## Begin Task material

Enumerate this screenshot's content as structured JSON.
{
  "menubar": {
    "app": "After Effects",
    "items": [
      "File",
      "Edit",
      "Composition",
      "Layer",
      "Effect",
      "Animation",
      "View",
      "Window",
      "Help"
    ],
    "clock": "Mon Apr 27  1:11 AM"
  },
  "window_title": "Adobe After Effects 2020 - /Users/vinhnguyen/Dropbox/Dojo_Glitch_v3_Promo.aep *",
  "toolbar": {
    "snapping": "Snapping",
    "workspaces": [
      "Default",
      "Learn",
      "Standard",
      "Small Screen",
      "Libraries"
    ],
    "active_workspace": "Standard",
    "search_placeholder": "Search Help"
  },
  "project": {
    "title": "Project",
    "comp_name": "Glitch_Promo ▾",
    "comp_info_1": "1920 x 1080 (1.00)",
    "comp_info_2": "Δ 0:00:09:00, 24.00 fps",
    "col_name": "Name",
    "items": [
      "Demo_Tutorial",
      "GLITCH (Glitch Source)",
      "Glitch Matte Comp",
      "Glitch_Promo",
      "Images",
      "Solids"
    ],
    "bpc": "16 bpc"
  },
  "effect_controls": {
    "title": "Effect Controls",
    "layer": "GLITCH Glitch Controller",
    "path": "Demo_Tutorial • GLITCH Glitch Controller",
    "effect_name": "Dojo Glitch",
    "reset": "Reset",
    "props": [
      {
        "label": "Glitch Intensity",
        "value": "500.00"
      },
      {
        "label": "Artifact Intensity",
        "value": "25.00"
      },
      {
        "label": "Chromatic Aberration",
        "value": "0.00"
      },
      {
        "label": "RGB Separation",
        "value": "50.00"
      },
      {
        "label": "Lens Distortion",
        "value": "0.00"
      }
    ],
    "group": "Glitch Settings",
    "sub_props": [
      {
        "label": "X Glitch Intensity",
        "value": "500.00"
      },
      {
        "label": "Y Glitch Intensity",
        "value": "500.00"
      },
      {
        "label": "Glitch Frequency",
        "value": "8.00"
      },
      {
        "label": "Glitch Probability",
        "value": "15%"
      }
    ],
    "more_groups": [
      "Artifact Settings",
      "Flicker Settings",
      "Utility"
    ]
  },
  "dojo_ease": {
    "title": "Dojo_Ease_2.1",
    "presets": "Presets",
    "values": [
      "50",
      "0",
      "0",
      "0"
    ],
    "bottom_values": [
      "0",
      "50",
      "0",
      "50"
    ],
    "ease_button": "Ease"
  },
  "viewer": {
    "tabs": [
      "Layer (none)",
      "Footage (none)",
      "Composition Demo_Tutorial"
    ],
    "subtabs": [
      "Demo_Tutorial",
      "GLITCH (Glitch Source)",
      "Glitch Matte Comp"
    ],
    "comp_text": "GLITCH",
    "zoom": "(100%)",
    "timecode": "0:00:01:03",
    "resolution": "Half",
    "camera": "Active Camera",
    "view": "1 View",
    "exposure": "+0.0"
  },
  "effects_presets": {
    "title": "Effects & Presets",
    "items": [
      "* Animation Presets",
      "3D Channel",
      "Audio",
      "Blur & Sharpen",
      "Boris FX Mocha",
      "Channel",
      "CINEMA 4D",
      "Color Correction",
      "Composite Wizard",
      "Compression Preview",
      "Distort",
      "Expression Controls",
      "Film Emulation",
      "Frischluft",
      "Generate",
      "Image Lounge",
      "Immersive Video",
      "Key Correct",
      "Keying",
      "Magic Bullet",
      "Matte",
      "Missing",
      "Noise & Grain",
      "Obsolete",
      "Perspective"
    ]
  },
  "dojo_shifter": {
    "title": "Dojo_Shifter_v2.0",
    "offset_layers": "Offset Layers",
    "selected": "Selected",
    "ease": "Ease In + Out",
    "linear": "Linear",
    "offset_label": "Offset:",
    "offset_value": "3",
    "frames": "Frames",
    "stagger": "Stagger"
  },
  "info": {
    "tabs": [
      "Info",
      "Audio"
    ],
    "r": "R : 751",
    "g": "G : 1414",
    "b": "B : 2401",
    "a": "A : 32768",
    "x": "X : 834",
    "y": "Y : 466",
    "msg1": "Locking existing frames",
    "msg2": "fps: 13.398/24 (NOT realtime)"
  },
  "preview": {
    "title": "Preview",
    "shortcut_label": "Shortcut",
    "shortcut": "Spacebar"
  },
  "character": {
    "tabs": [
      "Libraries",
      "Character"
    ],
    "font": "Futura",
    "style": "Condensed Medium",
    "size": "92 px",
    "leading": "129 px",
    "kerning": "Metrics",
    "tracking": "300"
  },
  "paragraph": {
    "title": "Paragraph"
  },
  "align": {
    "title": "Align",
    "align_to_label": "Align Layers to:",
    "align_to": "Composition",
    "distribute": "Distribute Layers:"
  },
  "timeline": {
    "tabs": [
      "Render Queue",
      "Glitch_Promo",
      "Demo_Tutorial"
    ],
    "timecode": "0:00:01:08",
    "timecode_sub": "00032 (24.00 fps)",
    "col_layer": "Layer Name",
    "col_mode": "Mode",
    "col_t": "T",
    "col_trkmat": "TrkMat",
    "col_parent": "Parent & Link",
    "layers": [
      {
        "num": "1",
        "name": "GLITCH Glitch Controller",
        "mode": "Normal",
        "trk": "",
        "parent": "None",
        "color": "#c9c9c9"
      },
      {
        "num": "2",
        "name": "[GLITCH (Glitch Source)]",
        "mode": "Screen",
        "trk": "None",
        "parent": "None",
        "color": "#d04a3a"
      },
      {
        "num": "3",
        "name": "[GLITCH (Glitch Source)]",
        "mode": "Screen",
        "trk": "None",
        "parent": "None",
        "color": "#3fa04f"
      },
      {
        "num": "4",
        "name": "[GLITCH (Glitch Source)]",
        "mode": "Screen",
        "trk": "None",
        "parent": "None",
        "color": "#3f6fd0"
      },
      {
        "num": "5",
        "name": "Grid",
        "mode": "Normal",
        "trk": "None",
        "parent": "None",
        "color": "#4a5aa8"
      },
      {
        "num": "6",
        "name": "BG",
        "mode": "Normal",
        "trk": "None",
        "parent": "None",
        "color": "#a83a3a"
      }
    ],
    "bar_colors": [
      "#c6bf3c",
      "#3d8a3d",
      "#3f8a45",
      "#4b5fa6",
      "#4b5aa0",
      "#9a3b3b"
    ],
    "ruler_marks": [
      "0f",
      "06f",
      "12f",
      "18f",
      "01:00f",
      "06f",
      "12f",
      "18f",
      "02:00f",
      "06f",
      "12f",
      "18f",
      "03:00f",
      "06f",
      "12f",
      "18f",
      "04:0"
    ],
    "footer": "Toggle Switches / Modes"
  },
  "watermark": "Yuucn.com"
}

## End Task material

# Direction:
Reproduce the entire listing word for word.

# Result of this exercise:
Enumerate this screenshot's content as structured JSON.
{
  "menubar": {
    "app": "After Effects",
    "items": [
      "File",
      "Edit",
      "Composition",
      "Layer",
      "Effect",
      "Animation",
      "View",
      "Window",
      "Help"
    ],
    "clock": "Mon Apr 27  1:11 AM"
  },
  "window_title": "Adobe After Effects 2020 - /Users/vinhnguyen/Dropbox/Dojo_Glitch_v3_Promo.aep *",
  "toolbar": {
    "snapping": "Snapping",
    "workspaces": [
      "Default",
      "Learn",
      "Standard",
      "Small Screen",
      "Libraries"
    ],
    "active_workspace": "Standard",
    "search_placeholder": "Search Help"
  },
  "project": {
    "title": "Project",
    "comp_name": "Glitch_Promo ▾",
    "comp_info_1": "1920 x 1080 (1.00)",
    "comp_info_2": "Δ 0:00:09:00, 24.00 fps",
    "col_name": "Name",
    "items": [
      "Demo_Tutorial",
      "GLITCH (Glitch Source)",
      "Glitch Matte Comp",
      "Glitch_Promo",
      "Images",
      "Solids"
    ],
    "bpc": "16 bpc"
  },
  "effect_controls": {
    "title": "Effect Controls",
    "layer": "GLITCH Glitch Controller",
    "path": "Demo_Tutorial • GLITCH Glitch Controller",
    "effect_name": "Dojo Glitch",
    "reset": "Reset",
    "props": [
      {
        "label": "Glitch Intensity",
        "value": "500.00"
      },
      {
        "label": "Artifact Intensity",
        "value": "25.00"
      },
      {
        "label": "Chromatic Aberration",
        "value": "0.00"
      },
      {
        "label": "RGB Separation",
        "value": "50.00"
      },
      {
        "label": "Lens Distortion",
        "value": "0.00"
      }
    ],
    "group": "Glitch Settings",
    "sub_props": [
      {
        "label": "X Glitch Intensity",
        "value": "500.00"
      },
      {
        "label": "Y Glitch Intensity",
        "value": "500.00"
      },
      {
        "label": "Glitch Frequency",
        "value": "8.00"
      },
      {
        "label": "Glitch Probability",
        "value": "15%"
      }
    ],
    "more_groups": [
      "Artifact Settings",
      "Flicker Settings",
      "Utility"
    ]
  },
  "dojo_ease": {
    "title": "Dojo_Ease_2.1",
    "presets": "Presets",
    "values": [
      "50",
      "0",
      "0",
      "0"
    ],
    "bottom_values": [
      "0",
      "50",
      "0",
      "50"
    ],
    "ease_button": "Ease"
  },
  "viewer": {
    "tabs": [
      "Layer (none)",
      "Footage (none)",
      "Composition Demo_Tutorial"
    ],
    "subtabs": [
      "Demo_Tutorial",
      "GLITCH (Glitch Source)",
      "Glitch Matte Comp"
    ],
    "comp_text": "GLITCH",
    "zoom": "(100%)",
    "timecode": "0:00:01:03",
    "resolution": "Half",
    "camera": "Active Camera",
    "view": "1 View",
    "exposure": "+0.0"
  },
  "effects_presets": {
    "title": "Effects & Presets",
    "items": [
      "* Animation Presets",
      "3D Channel",
      "Audio",
      "Blur & Sharpen",
      "Boris FX Mocha",
      "Channel",
      "CINEMA 4D",
      "Color Correction",
      "Composite Wizard",
      "Compression Preview",
      "Distort",
      "Expression Controls",
      "Film Emulation",
      "Frischluft",
      "Generate",
      "Image Lounge",
      "Immersive Video",
      "Key Correct",
      "Keying",
      "Magic Bullet",
      "Matte",
      "Missing",
      "Noise & Grain",
      "Obsolete",
      "Perspective"
    ]
  },
  "dojo_shifter": {
    "title": "Dojo_Shifter_v2.0",
    "offset_layers": "Offset Layers",
    "selected": "Selected",
    "ease": "Ease In + Out",
    "linear": "Linear",
    "offset_label": "Offset:",
    "offset_value": "3",
    "frames": "Frames",
    "stagger": "Stagger"
  },
  "info": {
    "tabs": [
      "Info",
      "Audio"
    ],
    "r": "R : 751",
    "g": "G : 1414",
    "b": "B : 2401",
    "a": "A : 32768",
    "x": "X : 834",
    "y": "Y : 466",
    "msg1": "Locking existing frames",
    "msg2": "fps: 13.398/24 (NOT realtime)"
  },
  "preview": {
    "title": "Preview",
    "shortcut_label": "Shortcut",
    "shortcut": "Spacebar"
  },
  "character": {
    "tabs": [
      "Libraries",
      "Character"
    ],
    "font": "Futura",
    "style": "Condensed Medium",
    "size": "92 px",
    "leading": "129 px",
    "kerning": "Metrics",
    "tracking": "300"
  },
  "paragraph": {
    "title": "Paragraph"
  },
  "align": {
    "title": "Align",
    "align_to_label": "Align Layers to:",
    "align_to": "Composition",
    "distribute": "Distribute Layers:"
  },
  "timeline": {
    "tabs": [
      "Render Queue",
      "Glitch_Promo",
      "Demo_Tutorial"
    ],
    "timecode": "0:00:01:08",
    "timecode_sub": "00032 (24.00 fps)",
    "col_layer": "Layer Name",
    "col_mode": "Mode",
    "col_t": "T",
    "col_trkmat": "TrkMat",
    "col_parent": "Parent & Link",
    "layers": [
      {
        "num": "1",
        "name": "GLITCH Glitch Controller",
        "mode": "Normal",
        "trk": "",
        "parent": "None",
        "color": "#c9c9c9"
      },
      {
        "num": "2",
        "name": "[GLITCH (Glitch Source)]",
        "mode": "Screen",
        "trk": "None",
        "parent": "None",
        "color": "#d04a3a"
      },
      {
        "num": "3",
        "name": "[GLITCH (Glitch Source)]",
        "mode": "Screen",
        "trk": "None",
        "parent": "None",
        "color": "#3fa04f"
      },
      {
        "num": "4",
        "name": "[GLITCH (Glitch Source)]",
        "mode": "Screen",
        "trk": "None",
        "parent": "None",
        "color": "#3f6fd0"
      },
      {
        "num": "5",
        "name": "Grid",
        "mode": "Normal",
        "trk": "None",
        "parent": "None",
        "color": "#4a5aa8"
      },
      {
        "num": "6",
        "name": "BG",
        "mode": "Normal",
        "trk": "None",
        "parent": "None",
        "color": "#a83a3a"
      }
    ],
    "bar_colors": [
      "#c6bf3c",
      "#3d8a3d",
      "#3f8a45",
      "#4b5fa6",
      "#4b5aa0",
      "#9a3b3b"
    ],
    "ruler_marks": [
      "0f",
      "06f",
      "12f",
      "18f",
      "01:00f",
      "06f",
      "12f",
      "18f",
      "02:00f",
      "06f",
      "12f",
      "18f",
      "03:00f",
      "06f",
      "12f",
      "18f",
      "04:0"
    ],
    "footer": "Toggle Switches / Modes"
  },
  "watermark": "Yuucn.com"
}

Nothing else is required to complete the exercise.